SET TASK:
Copy every entry exactly.

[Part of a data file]
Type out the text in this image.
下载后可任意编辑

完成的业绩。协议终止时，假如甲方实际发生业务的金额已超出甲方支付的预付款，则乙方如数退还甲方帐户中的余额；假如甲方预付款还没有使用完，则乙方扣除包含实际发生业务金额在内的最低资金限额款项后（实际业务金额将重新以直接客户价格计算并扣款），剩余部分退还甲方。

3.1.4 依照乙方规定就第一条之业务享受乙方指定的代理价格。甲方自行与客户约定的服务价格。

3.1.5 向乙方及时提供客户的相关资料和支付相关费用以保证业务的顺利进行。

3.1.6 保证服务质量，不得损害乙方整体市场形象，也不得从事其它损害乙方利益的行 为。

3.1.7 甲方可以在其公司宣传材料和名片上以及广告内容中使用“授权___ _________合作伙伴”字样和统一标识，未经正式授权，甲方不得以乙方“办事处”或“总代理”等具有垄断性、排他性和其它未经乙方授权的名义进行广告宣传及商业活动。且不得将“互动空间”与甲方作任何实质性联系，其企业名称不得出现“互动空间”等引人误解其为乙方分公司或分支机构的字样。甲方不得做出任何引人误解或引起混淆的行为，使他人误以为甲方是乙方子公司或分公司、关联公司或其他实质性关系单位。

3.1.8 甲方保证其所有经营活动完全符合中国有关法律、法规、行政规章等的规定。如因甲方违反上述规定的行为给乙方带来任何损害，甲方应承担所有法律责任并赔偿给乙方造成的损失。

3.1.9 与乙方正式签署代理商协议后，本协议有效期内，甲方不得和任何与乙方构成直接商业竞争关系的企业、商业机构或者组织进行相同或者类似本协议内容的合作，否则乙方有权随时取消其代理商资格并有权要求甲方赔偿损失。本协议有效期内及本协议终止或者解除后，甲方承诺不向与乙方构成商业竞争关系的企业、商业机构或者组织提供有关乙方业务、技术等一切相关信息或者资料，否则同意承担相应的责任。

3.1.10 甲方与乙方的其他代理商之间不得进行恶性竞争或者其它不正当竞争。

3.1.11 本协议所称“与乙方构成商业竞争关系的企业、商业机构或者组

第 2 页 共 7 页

EXPECTED OUTPUT:
Type out the text in this image.
下载后可任意编辑

完成的业绩。协议终止时，假如甲方实际发生业务的金额已超出甲方支付的预付款，则乙方如数退还甲方帐户中的余额；假如甲方预付款还没有使用完，则乙方扣除包含实际发生业务金额在内的最低资金限额款项后（实际业务金额将重新以直接客户价格计算并扣款），剩余部分退还甲方。

3.1.4 依照乙方规定就第一条之业务享受乙方指定的代理价格。甲方自行与客户约定的服务价格。

3.1.5 向乙方及时提供客户的相关资料和支付相关费用以保证业务的顺利进行。

3.1.6 保证服务质量，不得损害乙方整体市场形象，也不得从事其它损害乙方利益的行 为。

3.1.7 甲方可以在其公司宣传材料和名片上以及广告内容中使用“授权___ _________合作伙伴”字样和统一标识，未经正式授权，甲方不得以乙方“办事处”或“总代理”等具有垄断性、排他性和其它未经乙方授权的名义进行广告宣传及商业活动。且不得将“互动空间”与甲方作任何实质性联系，其企业名称不得出现“互动空间”等引人误解其为乙方分公司或分支机构的字样。甲方不得做出任何引人误解或引起混淆的行为，使他人误以为甲方是乙方子公司或分公司、关联公司或其他实质性关系单位。

3.1.8 甲方保证其所有经营活动完全符合中国有关法律、法规、行政规章等的规定。如因甲方违反上述规定的行为给乙方带来任何损害，甲方应承担所有法律责任并赔偿给乙方造成的损失。

3.1.9 与乙方正式签署代理商协议后，本协议有效期内，甲方不得和任何与乙方构成直接商业竞争关系的企业、商业机构或者组织进行相同或者类似本协议内容的合作，否则乙方有权随时取消其代理商资格并有权要求甲方赔偿损失。本协议有效期内及本协议终止或者解除后，甲方承诺不向与乙方构成商业竞争关系的企业、商业机构或者组织提供有关乙方业务、技术等一切相关信息或者资料，否则同意承担相应的责任。

3.1.10 甲方与乙方的其他代理商之间不得进行恶性竞争或者其它不正当竞争。

3.1.11 本协议所称“与乙方构成商业竞争关系的企业、商业机构或者组

第 2 页 共 7 页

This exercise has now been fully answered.